RECORD SET:
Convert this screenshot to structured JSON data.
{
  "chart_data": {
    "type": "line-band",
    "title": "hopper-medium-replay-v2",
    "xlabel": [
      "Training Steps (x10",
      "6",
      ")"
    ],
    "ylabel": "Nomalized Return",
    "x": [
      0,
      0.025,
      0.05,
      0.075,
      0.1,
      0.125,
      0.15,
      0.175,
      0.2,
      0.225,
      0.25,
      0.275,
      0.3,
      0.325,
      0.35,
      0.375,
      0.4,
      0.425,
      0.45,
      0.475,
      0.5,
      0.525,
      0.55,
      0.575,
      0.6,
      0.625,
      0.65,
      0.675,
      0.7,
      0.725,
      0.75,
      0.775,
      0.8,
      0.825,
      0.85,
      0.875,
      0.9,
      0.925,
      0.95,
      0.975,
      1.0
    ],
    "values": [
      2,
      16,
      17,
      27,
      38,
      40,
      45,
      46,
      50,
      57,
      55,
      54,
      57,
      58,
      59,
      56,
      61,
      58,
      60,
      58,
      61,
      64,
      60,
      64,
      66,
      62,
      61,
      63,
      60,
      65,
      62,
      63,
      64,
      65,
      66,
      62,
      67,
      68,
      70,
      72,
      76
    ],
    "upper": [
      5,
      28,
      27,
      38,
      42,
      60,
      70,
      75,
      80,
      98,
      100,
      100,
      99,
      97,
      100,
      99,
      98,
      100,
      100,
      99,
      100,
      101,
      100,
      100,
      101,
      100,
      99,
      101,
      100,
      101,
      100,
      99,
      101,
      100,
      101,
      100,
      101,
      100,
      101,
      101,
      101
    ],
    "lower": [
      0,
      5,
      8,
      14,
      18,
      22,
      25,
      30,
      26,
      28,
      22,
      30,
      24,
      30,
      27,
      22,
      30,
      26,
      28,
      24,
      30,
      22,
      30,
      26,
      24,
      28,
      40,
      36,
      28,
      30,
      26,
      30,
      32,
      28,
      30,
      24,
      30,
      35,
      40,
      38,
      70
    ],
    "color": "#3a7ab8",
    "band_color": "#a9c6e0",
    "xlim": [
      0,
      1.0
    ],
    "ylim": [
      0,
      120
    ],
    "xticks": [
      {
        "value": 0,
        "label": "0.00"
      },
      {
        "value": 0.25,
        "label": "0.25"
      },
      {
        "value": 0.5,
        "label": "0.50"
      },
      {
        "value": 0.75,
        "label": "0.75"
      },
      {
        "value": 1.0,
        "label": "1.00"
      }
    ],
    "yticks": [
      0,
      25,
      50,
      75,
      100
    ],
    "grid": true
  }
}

THE PROBLEM: Each line must be given again exactly as written above.

FINISHED ANSWER:
Convert this screenshot to structured JSON data.
{
  "chart_data": {
    "type": "line-band",
    "title": "hopper-medium-replay-v2",
    "xlabel": [
      "Training Steps (x10",
      "6",
      ")"
    ],
    "ylabel": "Nomalized Return",
    "x": [
      0,
      0.025,
      0.05,
      0.075,
      0.1,
      0.125,
      0.15,
      0.175,
      0.2,
      0.225,
      0.25,
      0.275,
      0.3,
      0.325,
      0.35,
      0.375,
      0.4,
      0.425,
      0.45,
      0.475,
      0.5,
      0.525,
      0.55,
      0.575,
      0.6,
      0.625,
      0.65,
      0.675,
      0.7,
      0.725,
      0.75,
      0.775,
      0.8,
      0.825,
      0.85,
      0.875,
      0.9,
      0.925,
      0.95,
      0.975,
      1.0
    ],
    "values": [
      2,
      16,
      17,
      27,
      38,
      40,
      45,
      46,
      50,
      57,
      55,
      54,
      57,
      58,
      59,
      56,
      61,
      58,
      60,
      58,
      61,
      64,
      60,
      64,
      66,
      62,
      61,
      63,
      60,
      65,
      62,
      63,
      64,
      65,
      66,
      62,
      67,
      68,
      70,
      72,
      76
    ],
    "upper": [
      5,
      28,
      27,
      38,
      42,
      60,
      70,
      75,
      80,
      98,
      100,
      100,
      99,
      97,
      100,
      99,
      98,
      100,
      100,
      99,
      100,
      101,
      100,
      100,
      101,
      100,
      99,
      101,
      100,
      101,
      100,
      99,
      101,
      100,
      101,
      100,
      101,
      100,
      101,
      101,
      101
    ],
    "lower": [
      0,
      5,
      8,
      14,
      18,
      22,
      25,
      30,
      26,
      28,
      22,
      30,
      24,
      30,
      27,
      22,
      30,
      26,
      28,
      24,
      30,
      22,
      30,
      26,
      24,
      28,
      40,
      36,
      28,
      30,
      26,
      30,
      32,
      28,
      30,
      24,
      30,
      35,
      40,
      38,
      70
    ],
    "color": "#3a7ab8",
    "band_color": "#a9c6e0",
    "xlim": [
      0,
      1.0
    ],
    "ylim": [
      0,
      120
    ],
    "xticks": [
      {
        "value": 0,
        "label": "0.00"
      },
      {
        "value": 0.25,
        "label": "0.25"
      },
      {
        "value": 0.5,
        "label": "0.50"
      },
      {
        "value": 0.75,
        "label": "0.75"
      },
      {
        "value": 1.0,
        "label": "1.00"
      }
    ],
    "yticks": [
      0,
      25,
      50,
      75,
      100
    ],
    "grid": true
  }
}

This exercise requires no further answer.